■ **Directive**: Set out each line of the listing below as a numbered list, leaving out any blank lines.

>> begin Records provided

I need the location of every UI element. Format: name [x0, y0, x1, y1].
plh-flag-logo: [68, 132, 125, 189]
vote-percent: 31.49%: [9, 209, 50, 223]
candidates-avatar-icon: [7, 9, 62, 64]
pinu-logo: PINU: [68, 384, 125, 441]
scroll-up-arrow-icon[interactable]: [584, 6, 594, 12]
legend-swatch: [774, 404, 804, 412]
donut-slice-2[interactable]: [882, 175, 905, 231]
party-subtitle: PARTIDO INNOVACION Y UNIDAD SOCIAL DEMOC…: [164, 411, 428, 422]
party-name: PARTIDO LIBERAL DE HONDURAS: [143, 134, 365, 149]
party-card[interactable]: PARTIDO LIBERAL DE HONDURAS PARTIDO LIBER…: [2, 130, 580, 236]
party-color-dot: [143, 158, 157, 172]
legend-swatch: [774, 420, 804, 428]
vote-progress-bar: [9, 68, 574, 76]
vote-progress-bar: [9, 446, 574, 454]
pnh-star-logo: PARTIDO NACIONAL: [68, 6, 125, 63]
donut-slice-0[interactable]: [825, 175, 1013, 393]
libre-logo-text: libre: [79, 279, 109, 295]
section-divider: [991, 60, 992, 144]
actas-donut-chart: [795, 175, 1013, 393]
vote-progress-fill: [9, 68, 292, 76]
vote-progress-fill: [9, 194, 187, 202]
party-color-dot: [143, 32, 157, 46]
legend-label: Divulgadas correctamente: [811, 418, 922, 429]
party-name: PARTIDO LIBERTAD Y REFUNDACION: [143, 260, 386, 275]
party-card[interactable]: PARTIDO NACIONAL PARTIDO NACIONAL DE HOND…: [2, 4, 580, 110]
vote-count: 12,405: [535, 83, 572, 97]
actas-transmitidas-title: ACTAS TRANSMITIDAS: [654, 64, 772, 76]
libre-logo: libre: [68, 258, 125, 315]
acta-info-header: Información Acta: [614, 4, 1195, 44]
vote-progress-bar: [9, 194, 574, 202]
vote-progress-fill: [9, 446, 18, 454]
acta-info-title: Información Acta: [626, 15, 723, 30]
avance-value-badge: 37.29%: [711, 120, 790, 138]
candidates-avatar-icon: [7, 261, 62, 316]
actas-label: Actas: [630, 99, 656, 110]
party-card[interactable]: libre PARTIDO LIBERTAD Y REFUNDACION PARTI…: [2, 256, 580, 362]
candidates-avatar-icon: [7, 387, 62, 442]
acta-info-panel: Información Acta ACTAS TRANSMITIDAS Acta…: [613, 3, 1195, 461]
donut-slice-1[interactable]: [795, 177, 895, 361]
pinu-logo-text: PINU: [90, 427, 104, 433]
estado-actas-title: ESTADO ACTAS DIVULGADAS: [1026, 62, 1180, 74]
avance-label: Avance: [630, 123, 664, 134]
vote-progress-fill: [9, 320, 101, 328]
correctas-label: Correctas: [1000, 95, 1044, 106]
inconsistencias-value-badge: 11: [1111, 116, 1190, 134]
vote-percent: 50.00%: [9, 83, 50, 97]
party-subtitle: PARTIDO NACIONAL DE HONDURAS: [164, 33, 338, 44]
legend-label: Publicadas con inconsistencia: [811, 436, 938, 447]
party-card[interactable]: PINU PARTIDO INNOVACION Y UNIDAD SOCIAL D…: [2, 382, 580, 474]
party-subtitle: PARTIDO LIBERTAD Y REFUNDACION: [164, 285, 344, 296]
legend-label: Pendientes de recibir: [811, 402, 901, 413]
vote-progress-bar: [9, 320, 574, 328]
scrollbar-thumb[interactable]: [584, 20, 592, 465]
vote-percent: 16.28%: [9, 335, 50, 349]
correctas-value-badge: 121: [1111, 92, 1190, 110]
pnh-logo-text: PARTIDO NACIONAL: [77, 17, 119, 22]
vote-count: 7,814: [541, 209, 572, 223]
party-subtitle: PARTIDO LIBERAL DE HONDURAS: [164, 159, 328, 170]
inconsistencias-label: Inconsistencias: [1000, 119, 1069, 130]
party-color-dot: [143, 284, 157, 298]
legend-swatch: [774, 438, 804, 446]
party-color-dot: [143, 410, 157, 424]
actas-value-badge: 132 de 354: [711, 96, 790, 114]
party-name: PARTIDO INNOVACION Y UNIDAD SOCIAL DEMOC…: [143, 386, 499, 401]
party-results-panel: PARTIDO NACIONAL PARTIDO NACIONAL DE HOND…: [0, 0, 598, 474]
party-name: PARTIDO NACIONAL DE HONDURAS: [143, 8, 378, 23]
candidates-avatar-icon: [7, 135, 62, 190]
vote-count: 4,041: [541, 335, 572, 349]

>> end Records provided

■ **Solution for this problem**:
1. I need the location of every UI element. Format: name [x0, y0, x1, y1].
2. plh-flag-logo: [68, 132, 125, 189]
3. vote-percent: 31.49%: [9, 209, 50, 223]
4. candidates-avatar-icon: [7, 9, 62, 64]
5. pinu-logo: PINU: [68, 384, 125, 441]
6. scroll-up-arrow-icon[interactable]: [584, 6, 594, 12]
7. legend-swatch: [774, 404, 804, 412]
8. donut-slice-2[interactable]: [882, 175, 905, 231]
9. party-subtitle: PARTIDO INNOVACION Y UNIDAD SOCIAL DEMOC…: [164, 411, 428, 422]
10. party-name: PARTIDO LIBERAL DE HONDURAS: [143, 134, 365, 149]
11. party-card[interactable]: PARTIDO LIBERAL DE HONDURAS PARTIDO LIBER…: [2, 130, 580, 236]
12. party-color-dot: [143, 158, 157, 172]
13. legend-swatch: [774, 420, 804, 428]
14. vote-progress-bar: [9, 68, 574, 76]
15. vote-progress-bar: [9, 446, 574, 454]
16. pnh-star-logo: PARTIDO NACIONAL: [68, 6, 125, 63]
17. donut-slice-0[interactable]: [825, 175, 1013, 393]
18. libre-logo-text: libre: [79, 279, 109, 295]
19. section-divider: [991, 60, 992, 144]
20. actas-donut-chart: [795, 175, 1013, 393]
21. vote-progress-fill: [9, 68, 292, 76]
22. vote-progress-fill: [9, 194, 187, 202]
23. party-color-dot: [143, 32, 157, 46]
24. legend-label: Divulgadas correctamente: [811, 418, 922, 429]
25. party-name: PARTIDO LIBERTAD Y REFUNDACION: [143, 260, 386, 275]
26. party-card[interactable]: PARTIDO NACIONAL PARTIDO NACIONAL DE HOND…: [2, 4, 580, 110]
27. vote-count: 12,405: [535, 83, 572, 97]
28. actas-transmitidas-title: ACTAS TRANSMITIDAS: [654, 64, 772, 76]
29. libre-logo: libre: [68, 258, 125, 315]
30. acta-info-header: Información Acta: [614, 4, 1195, 44]
31. vote-progress-bar: [9, 194, 574, 202]
32. vote-progress-fill: [9, 446, 18, 454]
33. acta-info-title: Información Acta: [626, 15, 723, 30]
34. avance-value-badge: 37.29%: [711, 120, 790, 138]
35. candidates-avatar-icon: [7, 261, 62, 316]
36. actas-label: Actas: [630, 99, 656, 110]
37. party-card[interactable]: libre PARTIDO LIBERTAD Y REFUNDACION PARTI…: [2, 256, 580, 362]
38. candidates-avatar-icon: [7, 387, 62, 442]
39. acta-info-panel: Información Acta ACTAS TRANSMITIDAS Acta…: [613, 3, 1195, 461]
40. donut-slice-1[interactable]: [795, 177, 895, 361]
41. pinu-logo-text: PINU: [90, 427, 104, 433]
42. estado-actas-title: ESTADO ACTAS DIVULGADAS: [1026, 62, 1180, 74]
43. avance-label: Avance: [630, 123, 664, 134]
44. vote-progress-fill: [9, 320, 101, 328]
45. correctas-label: Correctas: [1000, 95, 1044, 106]
46. inconsistencias-value-badge: 11: [1111, 116, 1190, 134]
47. vote-percent: 50.00%: [9, 83, 50, 97]
48. party-subtitle: PARTIDO NACIONAL DE HONDURAS: [164, 33, 338, 44]
49. legend-label: Publicadas con inconsistencia: [811, 436, 938, 447]
50. party-card[interactable]: PINU PARTIDO INNOVACION Y UNIDAD SOCIAL D…: [2, 382, 580, 474]
51. party-subtitle: PARTIDO LIBERTAD Y REFUNDACION: [164, 285, 344, 296]
52. legend-label: Pendientes de recibir: [811, 402, 901, 413]
53. vote-progress-bar: [9, 320, 574, 328]
54. scrollbar-thumb[interactable]: [584, 20, 592, 465]
55. vote-percent: 16.28%: [9, 335, 50, 349]
56. correctas-value-badge: 121: [1111, 92, 1190, 110]
57. pnh-logo-text: PARTIDO NACIONAL: [77, 17, 119, 22]
58. vote-count: 7,814: [541, 209, 572, 223]
59. party-subtitle: PARTIDO LIBERAL DE HONDURAS: [164, 159, 328, 170]
60. inconsistencias-label: Inconsistencias: [1000, 119, 1069, 130]
61. party-color-dot: [143, 284, 157, 298]
62. legend-swatch: [774, 438, 804, 446]
63. party-color-dot: [143, 410, 157, 424]
64. actas-value-badge: 132 de 354: [711, 96, 790, 114]
65. party-name: PARTIDO INNOVACION Y UNIDAD SOCIAL DEMOC…: [143, 386, 499, 401]
66. party-results-panel: PARTIDO NACIONAL PARTIDO NACIONAL DE HOND…: [0, 0, 598, 474]
67. party-name: PARTIDO NACIONAL DE HONDURAS: [143, 8, 378, 23]
68. candidates-avatar-icon: [7, 135, 62, 190]
69. vote-count: 4,041: [541, 335, 572, 349]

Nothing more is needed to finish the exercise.